Excerpt from a dataset
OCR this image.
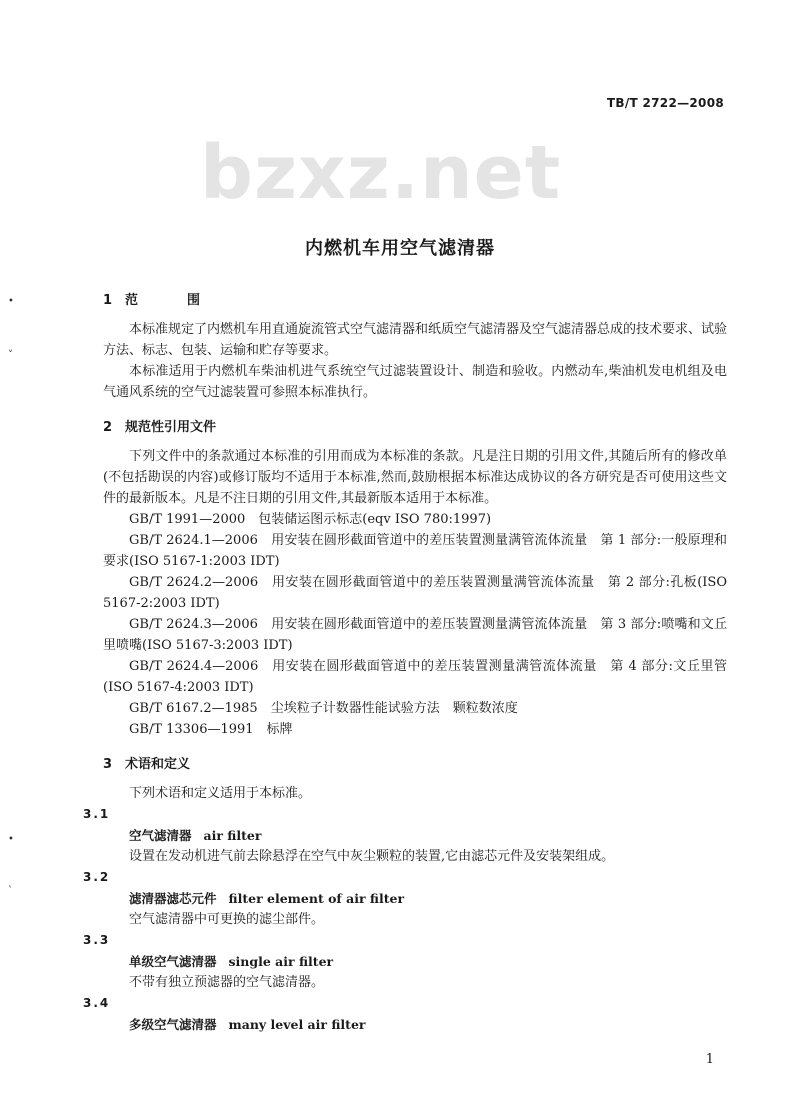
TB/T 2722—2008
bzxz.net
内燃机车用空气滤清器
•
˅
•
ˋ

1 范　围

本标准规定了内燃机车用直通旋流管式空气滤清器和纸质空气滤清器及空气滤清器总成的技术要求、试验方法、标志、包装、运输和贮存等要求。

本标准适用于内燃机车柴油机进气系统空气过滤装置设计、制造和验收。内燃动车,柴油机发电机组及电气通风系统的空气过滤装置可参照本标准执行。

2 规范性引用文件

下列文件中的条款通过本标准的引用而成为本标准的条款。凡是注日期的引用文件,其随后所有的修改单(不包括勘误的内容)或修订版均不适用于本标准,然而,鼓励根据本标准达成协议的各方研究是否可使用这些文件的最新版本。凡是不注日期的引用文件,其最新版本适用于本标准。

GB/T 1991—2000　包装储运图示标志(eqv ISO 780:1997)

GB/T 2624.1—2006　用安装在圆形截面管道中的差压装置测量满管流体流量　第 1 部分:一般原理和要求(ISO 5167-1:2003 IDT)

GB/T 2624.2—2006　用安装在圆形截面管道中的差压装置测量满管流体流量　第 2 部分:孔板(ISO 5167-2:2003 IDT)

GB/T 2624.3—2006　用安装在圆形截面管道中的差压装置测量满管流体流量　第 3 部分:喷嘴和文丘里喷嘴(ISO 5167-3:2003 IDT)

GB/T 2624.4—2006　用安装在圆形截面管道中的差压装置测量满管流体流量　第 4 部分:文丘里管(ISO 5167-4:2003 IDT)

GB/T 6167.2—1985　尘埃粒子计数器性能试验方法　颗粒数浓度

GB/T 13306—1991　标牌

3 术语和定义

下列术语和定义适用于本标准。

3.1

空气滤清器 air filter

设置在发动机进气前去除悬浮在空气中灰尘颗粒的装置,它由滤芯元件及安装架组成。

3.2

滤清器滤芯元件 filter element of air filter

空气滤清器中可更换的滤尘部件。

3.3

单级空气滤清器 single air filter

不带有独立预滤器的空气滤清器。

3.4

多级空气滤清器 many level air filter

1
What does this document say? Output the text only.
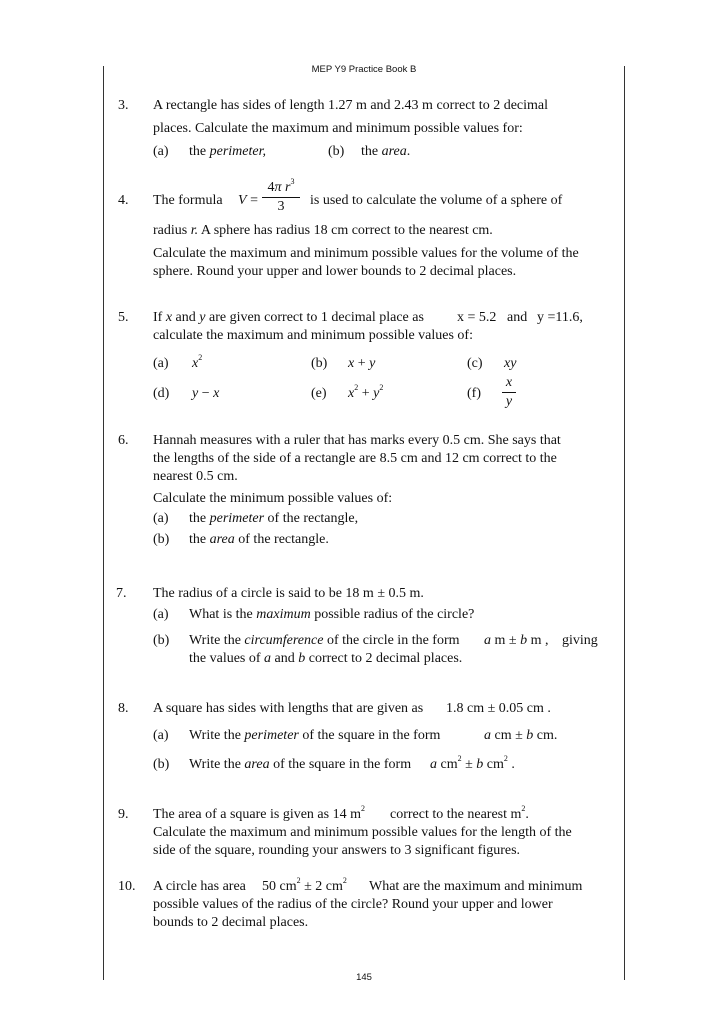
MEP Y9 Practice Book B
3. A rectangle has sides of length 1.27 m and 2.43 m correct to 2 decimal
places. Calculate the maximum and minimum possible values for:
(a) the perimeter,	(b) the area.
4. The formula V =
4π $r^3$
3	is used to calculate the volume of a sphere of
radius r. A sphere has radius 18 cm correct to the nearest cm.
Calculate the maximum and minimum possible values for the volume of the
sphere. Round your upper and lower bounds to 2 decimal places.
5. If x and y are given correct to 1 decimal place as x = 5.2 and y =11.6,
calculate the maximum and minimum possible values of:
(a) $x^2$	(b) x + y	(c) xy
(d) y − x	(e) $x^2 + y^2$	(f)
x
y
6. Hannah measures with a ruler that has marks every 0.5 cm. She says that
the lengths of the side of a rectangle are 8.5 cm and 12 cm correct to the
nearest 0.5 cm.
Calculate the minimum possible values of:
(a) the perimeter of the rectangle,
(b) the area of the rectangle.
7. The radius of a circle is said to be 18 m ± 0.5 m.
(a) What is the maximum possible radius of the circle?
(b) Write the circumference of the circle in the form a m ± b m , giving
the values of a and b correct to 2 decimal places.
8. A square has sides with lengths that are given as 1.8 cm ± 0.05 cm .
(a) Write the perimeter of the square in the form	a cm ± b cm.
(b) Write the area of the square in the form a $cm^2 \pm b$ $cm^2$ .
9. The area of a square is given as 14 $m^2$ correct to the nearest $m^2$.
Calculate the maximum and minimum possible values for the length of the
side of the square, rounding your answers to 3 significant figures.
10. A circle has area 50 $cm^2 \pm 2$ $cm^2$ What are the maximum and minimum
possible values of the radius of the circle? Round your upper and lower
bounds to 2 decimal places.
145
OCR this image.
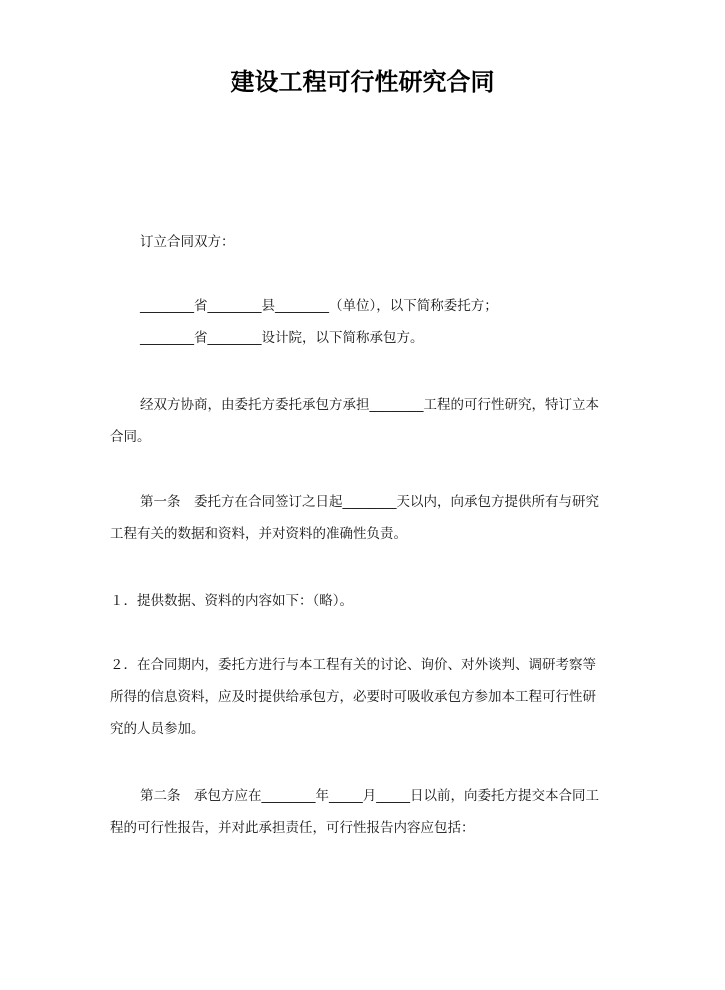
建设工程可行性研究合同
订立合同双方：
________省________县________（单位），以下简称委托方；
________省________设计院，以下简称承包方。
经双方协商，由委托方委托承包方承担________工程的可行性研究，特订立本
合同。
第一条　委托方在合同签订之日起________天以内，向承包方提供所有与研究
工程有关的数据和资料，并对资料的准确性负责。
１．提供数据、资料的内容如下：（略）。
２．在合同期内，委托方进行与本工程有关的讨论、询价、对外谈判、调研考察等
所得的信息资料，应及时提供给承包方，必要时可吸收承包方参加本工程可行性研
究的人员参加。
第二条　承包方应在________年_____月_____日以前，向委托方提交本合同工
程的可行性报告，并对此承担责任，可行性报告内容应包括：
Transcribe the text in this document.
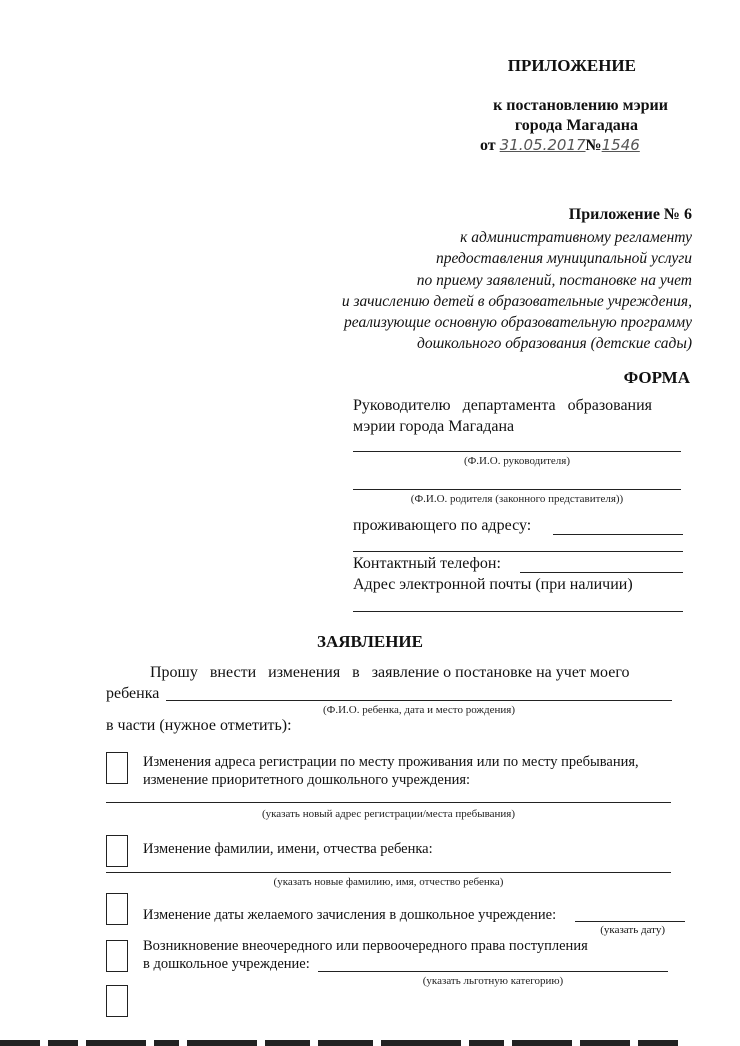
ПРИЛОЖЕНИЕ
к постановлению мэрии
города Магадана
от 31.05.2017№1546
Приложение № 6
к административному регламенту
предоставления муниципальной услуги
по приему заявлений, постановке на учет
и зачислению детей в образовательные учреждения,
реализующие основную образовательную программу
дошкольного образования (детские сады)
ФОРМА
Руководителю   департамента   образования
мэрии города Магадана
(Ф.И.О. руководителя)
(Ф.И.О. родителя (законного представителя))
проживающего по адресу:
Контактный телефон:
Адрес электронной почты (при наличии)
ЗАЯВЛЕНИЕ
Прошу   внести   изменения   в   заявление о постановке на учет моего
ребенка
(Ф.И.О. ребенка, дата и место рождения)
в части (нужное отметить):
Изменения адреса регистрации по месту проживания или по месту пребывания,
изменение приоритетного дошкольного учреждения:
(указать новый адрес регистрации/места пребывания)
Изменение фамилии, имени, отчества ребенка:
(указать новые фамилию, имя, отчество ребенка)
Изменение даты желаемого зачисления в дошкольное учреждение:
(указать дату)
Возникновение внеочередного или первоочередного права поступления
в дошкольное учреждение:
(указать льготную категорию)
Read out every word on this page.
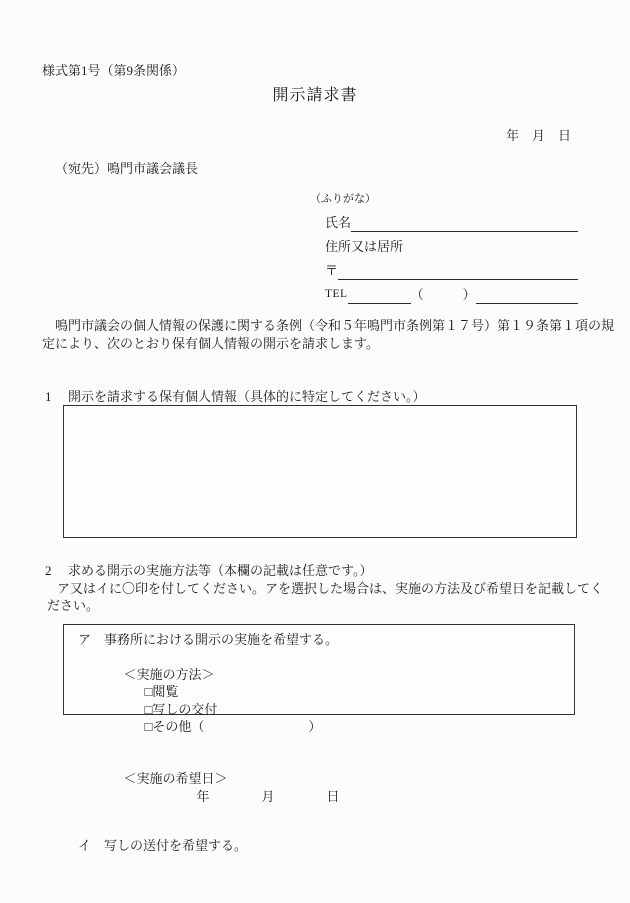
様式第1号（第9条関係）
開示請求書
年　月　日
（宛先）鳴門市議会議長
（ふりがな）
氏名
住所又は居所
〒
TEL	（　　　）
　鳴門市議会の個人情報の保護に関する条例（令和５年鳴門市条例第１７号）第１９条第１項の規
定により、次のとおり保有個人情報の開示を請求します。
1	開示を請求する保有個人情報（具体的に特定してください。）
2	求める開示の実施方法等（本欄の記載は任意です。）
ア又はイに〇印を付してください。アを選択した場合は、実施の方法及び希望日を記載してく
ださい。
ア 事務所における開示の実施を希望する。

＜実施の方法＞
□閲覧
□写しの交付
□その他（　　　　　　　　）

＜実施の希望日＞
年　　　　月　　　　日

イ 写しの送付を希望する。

■ **Short problem**: Copy all lines in the listing above where the string "your" appears.

■ **Reply to the task**:
sphere. Round your upper and lower bounds to 2 decimal places.
side of the square, rounding your answers to 3 significant figures.
possible values of the radius of the circle? Round your upper and lower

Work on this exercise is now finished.